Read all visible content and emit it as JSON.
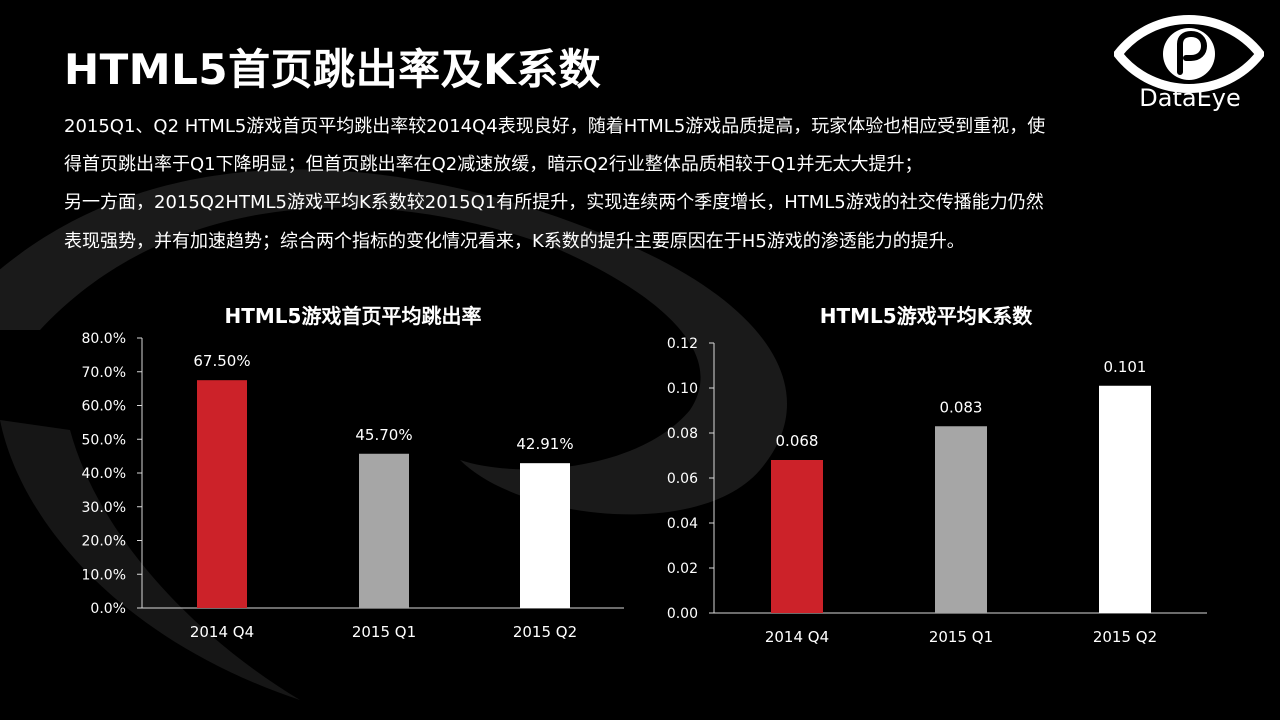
{
  "slide": {
    "title": "HTML5首页跳出率及K系数",
    "paragraphs": [
      "2015Q1、Q2  HTML5游戏首页平均跳出率较2014Q4表现良好，随着HTML5游戏品质提高，玩家体验也相应受到重视，使",
      "得首页跳出率于Q1下降明显；但首页跳出率在Q2减速放缓，暗示Q2行业整体品质相较于Q1并无太大提升；",
      "另一方面，2015Q2HTML5游戏平均K系数较2015Q1有所提升，实现连续两个季度增长，HTML5游戏的社交传播能力仍然",
      "表现强势，并有加速趋势；综合两个指标的变化情况看来，K系数的提升主要原因在于H5游戏的渗透能力的提升。"
    ]
  },
  "logo": {
    "text": "DataEye",
    "icon": "dataeye-eye-logo-icon"
  },
  "colors": {
    "background": "#000000",
    "red": "#CC2229",
    "gray": "#A6A6A6",
    "white": "#FFFFFF",
    "watermark": "#1c1c1c"
  },
  "chart_data": [
    {
      "type": "bar",
      "title": "HTML5游戏首页平均跳出率",
      "categories": [
        "2014 Q4",
        "2015 Q1",
        "2015 Q2"
      ],
      "values": [
        67.5,
        45.7,
        42.91
      ],
      "data_labels": [
        "67.50%",
        "45.70%",
        "42.91%"
      ],
      "bar_colors": [
        "#CC2229",
        "#A6A6A6",
        "#FFFFFF"
      ],
      "ylim": [
        0,
        80
      ],
      "yticks": [
        0,
        10,
        20,
        30,
        40,
        50,
        60,
        70,
        80
      ],
      "ytick_labels": [
        "0.0%",
        "10.0%",
        "20.0%",
        "30.0%",
        "40.0%",
        "50.0%",
        "60.0%",
        "70.0%",
        "80.0%"
      ],
      "grid": false,
      "legend": "none"
    },
    {
      "type": "bar",
      "title": "HTML5游戏平均K系数",
      "categories": [
        "2014 Q4",
        "2015 Q1",
        "2015 Q2"
      ],
      "values": [
        0.068,
        0.083,
        0.101
      ],
      "data_labels": [
        "0.068",
        "0.083",
        "0.101"
      ],
      "bar_colors": [
        "#CC2229",
        "#A6A6A6",
        "#FFFFFF"
      ],
      "ylim": [
        0,
        0.12
      ],
      "yticks": [
        0,
        0.02,
        0.04,
        0.06,
        0.08,
        0.1,
        0.12
      ],
      "ytick_labels": [
        "0.00",
        "0.02",
        "0.04",
        "0.06",
        "0.08",
        "0.10",
        "0.12"
      ],
      "grid": false,
      "legend": "none"
    }
  ]
}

• [TASK DIRECTIONS]:
Pictures in the records must not appear in the copy; transcribe everything else precisely.

• [SOLUTION TO THE PROBLEM]:
Read all visible content and emit it as JSON.
{
  "slide": {
    "title": "HTML5首页跳出率及K系数",
    "paragraphs": [
      "2015Q1、Q2  HTML5游戏首页平均跳出率较2014Q4表现良好，随着HTML5游戏品质提高，玩家体验也相应受到重视，使",
      "得首页跳出率于Q1下降明显；但首页跳出率在Q2减速放缓，暗示Q2行业整体品质相较于Q1并无太大提升；",
      "另一方面，2015Q2HTML5游戏平均K系数较2015Q1有所提升，实现连续两个季度增长，HTML5游戏的社交传播能力仍然",
      "表现强势，并有加速趋势；综合两个指标的变化情况看来，K系数的提升主要原因在于H5游戏的渗透能力的提升。"
    ]
  },
  "logo": {
    "text": "DataEye",
    "icon": "dataeye-eye-logo-icon"
  },
  "colors": {
    "background": "#000000",
    "red": "#CC2229",
    "gray": "#A6A6A6",
    "white": "#FFFFFF",
    "watermark": "#1c1c1c"
  },
  "chart_data": [
    {
      "type": "bar",
      "title": "HTML5游戏首页平均跳出率",
      "categories": [
        "2014 Q4",
        "2015 Q1",
        "2015 Q2"
      ],
      "values": [
        67.5,
        45.7,
        42.91
      ],
      "data_labels": [
        "67.50%",
        "45.70%",
        "42.91%"
      ],
      "bar_colors": [
        "#CC2229",
        "#A6A6A6",
        "#FFFFFF"
      ],
      "ylim": [
        0,
        80
      ],
      "yticks": [
        0,
        10,
        20,
        30,
        40,
        50,
        60,
        70,
        80
      ],
      "ytick_labels": [
        "0.0%",
        "10.0%",
        "20.0%",
        "30.0%",
        "40.0%",
        "50.0%",
        "60.0%",
        "70.0%",
        "80.0%"
      ],
      "grid": false,
      "legend": "none"
    },
    {
      "type": "bar",
      "title": "HTML5游戏平均K系数",
      "categories": [
        "2014 Q4",
        "2015 Q1",
        "2015 Q2"
      ],
      "values": [
        0.068,
        0.083,
        0.101
      ],
      "data_labels": [
        "0.068",
        "0.083",
        "0.101"
      ],
      "bar_colors": [
        "#CC2229",
        "#A6A6A6",
        "#FFFFFF"
      ],
      "ylim": [
        0,
        0.12
      ],
      "yticks": [
        0,
        0.02,
        0.04,
        0.06,
        0.08,
        0.1,
        0.12
      ],
      "ytick_labels": [
        "0.00",
        "0.02",
        "0.04",
        "0.06",
        "0.08",
        "0.10",
        "0.12"
      ],
      "grid": false,
      "legend": "none"
    }
  ]
}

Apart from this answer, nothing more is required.